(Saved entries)
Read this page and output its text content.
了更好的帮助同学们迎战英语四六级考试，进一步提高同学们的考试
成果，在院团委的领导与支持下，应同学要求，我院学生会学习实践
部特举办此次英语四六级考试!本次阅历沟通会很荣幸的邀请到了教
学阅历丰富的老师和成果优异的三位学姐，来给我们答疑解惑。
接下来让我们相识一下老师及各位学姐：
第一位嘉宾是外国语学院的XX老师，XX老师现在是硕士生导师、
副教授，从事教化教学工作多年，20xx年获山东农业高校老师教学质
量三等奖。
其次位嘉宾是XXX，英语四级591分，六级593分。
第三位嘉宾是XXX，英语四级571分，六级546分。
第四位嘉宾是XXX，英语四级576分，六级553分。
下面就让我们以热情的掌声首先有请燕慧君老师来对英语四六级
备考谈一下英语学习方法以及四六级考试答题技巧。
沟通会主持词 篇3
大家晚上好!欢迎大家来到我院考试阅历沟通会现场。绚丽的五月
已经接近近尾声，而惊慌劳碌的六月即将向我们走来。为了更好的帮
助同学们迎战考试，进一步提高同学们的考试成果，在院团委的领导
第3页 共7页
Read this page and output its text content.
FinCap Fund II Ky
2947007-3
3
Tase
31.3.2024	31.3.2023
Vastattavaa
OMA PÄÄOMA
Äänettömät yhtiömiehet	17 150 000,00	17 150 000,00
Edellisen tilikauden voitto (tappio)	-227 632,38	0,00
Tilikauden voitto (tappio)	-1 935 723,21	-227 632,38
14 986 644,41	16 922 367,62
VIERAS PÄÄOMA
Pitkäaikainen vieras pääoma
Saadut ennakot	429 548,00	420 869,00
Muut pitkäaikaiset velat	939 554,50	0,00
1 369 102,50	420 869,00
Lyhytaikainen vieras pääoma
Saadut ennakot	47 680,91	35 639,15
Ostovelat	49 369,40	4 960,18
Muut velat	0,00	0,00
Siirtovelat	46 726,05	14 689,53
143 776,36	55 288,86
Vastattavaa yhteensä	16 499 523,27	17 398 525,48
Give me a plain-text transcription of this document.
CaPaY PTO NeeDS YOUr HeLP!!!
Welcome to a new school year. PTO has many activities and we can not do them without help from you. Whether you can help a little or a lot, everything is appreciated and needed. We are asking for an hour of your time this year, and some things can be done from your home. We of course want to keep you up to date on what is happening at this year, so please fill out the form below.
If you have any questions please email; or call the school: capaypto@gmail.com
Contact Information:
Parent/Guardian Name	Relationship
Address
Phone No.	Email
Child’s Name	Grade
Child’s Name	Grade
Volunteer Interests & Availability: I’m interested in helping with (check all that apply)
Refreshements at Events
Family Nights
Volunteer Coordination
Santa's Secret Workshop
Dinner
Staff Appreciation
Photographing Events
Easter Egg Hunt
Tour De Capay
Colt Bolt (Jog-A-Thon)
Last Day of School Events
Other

• _REQUIRED TASK_
Select every line of the material above holding the word "Volunteer" and copy it.

• _FULL RESPONSE_
Volunteer Interests & Availability: I’m interested in helping with (check all that apply)
Volunteer Coordination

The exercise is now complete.